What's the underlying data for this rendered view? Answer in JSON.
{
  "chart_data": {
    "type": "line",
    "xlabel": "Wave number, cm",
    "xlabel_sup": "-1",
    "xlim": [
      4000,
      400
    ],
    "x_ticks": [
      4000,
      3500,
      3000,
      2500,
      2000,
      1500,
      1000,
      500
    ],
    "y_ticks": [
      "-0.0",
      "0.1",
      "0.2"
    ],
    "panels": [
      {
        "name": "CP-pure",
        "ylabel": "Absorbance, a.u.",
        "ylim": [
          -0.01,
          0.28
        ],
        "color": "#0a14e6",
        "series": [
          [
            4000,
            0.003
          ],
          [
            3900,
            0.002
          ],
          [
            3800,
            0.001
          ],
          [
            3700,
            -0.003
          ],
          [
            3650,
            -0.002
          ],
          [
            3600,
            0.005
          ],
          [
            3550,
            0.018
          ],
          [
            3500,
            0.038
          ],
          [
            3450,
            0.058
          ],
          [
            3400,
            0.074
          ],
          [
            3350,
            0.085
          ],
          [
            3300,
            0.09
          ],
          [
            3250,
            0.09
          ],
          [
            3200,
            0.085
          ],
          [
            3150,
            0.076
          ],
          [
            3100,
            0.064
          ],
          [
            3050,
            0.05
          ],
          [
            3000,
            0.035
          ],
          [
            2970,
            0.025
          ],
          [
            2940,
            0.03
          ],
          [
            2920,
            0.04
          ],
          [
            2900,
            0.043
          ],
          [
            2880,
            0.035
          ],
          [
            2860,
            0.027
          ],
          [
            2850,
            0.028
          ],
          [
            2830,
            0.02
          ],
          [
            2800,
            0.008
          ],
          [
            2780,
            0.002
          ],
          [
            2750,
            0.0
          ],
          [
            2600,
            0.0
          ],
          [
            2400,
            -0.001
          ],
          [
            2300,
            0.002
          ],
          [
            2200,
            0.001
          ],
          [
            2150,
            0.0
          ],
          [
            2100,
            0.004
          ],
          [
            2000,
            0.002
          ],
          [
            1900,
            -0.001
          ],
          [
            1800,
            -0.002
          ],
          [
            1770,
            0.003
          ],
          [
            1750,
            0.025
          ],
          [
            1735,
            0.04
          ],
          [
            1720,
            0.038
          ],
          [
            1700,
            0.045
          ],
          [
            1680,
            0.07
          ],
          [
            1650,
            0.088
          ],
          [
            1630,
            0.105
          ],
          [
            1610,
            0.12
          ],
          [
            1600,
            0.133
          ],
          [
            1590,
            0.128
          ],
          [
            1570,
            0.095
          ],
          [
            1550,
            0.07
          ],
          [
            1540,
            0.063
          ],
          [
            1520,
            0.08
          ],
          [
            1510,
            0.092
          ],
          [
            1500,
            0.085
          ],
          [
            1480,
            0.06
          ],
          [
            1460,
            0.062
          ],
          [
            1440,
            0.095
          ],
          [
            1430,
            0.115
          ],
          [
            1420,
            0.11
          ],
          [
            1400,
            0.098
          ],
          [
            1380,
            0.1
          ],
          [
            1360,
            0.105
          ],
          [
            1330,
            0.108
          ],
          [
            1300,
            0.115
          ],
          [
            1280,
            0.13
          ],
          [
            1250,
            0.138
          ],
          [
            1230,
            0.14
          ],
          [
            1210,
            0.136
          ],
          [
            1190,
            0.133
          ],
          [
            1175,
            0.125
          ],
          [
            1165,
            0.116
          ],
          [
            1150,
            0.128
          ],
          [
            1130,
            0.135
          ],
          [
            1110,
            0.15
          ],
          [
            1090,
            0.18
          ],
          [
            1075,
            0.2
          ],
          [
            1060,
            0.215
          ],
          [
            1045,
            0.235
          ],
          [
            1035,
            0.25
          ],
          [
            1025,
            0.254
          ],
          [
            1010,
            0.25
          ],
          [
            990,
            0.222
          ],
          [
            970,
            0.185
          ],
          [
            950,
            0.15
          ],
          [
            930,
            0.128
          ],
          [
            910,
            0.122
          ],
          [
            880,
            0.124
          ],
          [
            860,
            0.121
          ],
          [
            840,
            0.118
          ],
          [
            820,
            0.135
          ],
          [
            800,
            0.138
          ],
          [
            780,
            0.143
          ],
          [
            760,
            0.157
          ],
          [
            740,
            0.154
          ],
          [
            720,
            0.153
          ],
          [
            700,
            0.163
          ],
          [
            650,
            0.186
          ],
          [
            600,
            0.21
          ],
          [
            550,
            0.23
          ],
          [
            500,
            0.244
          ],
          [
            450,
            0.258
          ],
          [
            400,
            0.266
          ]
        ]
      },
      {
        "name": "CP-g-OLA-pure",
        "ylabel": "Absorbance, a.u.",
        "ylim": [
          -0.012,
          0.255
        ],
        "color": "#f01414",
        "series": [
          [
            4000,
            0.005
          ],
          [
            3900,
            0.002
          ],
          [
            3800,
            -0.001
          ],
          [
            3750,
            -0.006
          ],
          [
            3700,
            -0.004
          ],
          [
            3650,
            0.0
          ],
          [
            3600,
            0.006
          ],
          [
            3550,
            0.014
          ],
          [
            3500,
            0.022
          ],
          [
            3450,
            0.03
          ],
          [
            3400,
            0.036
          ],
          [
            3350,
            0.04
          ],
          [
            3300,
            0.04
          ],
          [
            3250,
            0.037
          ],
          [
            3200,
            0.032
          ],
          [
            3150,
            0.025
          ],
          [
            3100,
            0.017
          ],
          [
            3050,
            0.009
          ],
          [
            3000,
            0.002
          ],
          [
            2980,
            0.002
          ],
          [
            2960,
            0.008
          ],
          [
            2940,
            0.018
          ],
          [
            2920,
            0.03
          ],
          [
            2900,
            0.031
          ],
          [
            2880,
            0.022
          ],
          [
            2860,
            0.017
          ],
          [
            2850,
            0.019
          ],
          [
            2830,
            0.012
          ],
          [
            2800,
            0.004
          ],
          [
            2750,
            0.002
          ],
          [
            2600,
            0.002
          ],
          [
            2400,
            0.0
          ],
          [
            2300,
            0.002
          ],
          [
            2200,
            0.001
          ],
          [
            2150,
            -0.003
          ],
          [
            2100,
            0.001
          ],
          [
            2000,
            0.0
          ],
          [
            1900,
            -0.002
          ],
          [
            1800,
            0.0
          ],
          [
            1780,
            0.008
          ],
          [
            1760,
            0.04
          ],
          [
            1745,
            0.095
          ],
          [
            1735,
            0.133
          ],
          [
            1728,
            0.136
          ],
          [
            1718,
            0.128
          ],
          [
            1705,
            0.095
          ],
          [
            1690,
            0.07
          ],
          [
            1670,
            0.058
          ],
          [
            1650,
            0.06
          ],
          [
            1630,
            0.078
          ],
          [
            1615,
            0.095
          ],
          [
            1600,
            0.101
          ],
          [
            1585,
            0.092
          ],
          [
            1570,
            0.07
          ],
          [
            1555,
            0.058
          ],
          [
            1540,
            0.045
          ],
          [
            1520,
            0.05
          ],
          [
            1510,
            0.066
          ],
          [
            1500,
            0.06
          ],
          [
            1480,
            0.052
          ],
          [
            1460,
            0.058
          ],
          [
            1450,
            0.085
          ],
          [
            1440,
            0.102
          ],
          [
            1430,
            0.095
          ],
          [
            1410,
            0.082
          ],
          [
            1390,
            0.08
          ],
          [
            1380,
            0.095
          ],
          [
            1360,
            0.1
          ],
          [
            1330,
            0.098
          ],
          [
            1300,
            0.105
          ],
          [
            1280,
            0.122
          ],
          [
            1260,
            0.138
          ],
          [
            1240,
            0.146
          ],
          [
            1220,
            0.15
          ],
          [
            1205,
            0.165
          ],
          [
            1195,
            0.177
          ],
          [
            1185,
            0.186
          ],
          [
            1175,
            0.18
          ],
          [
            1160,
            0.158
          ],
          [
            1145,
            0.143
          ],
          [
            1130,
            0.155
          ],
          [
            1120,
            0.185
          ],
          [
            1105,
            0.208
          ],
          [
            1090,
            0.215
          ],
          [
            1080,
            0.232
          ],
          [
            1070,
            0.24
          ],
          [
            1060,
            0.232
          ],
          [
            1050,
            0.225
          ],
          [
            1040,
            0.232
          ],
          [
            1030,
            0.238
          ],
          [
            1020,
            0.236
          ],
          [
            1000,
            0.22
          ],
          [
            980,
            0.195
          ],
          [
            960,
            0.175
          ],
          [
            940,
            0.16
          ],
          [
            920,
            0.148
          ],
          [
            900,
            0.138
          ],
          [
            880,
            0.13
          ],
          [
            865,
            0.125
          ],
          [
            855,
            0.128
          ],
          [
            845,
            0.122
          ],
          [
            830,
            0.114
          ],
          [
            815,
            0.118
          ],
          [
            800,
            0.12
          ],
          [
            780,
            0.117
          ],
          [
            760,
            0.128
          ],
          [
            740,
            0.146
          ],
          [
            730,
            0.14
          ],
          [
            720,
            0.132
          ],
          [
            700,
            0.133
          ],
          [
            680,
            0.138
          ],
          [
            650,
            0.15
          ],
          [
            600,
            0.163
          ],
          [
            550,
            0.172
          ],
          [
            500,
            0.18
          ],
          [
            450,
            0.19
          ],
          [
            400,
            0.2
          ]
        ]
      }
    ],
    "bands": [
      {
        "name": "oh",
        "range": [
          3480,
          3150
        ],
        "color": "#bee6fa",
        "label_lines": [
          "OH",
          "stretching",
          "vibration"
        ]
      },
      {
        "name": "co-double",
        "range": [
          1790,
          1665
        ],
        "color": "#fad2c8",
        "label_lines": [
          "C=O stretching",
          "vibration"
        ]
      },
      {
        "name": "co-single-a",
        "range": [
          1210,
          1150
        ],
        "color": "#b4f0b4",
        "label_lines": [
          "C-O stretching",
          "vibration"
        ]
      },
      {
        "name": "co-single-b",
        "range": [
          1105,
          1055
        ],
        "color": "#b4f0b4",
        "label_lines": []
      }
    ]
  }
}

**Task objective:** List all lines where "name" occurs.

**Solution to the problem:**
        "name": "CP-pure",
        "name": "CP-g-OLA-pure",
        "name": "oh",
        "name": "co-double",
        "name": "co-single-a",
        "name": "co-single-b",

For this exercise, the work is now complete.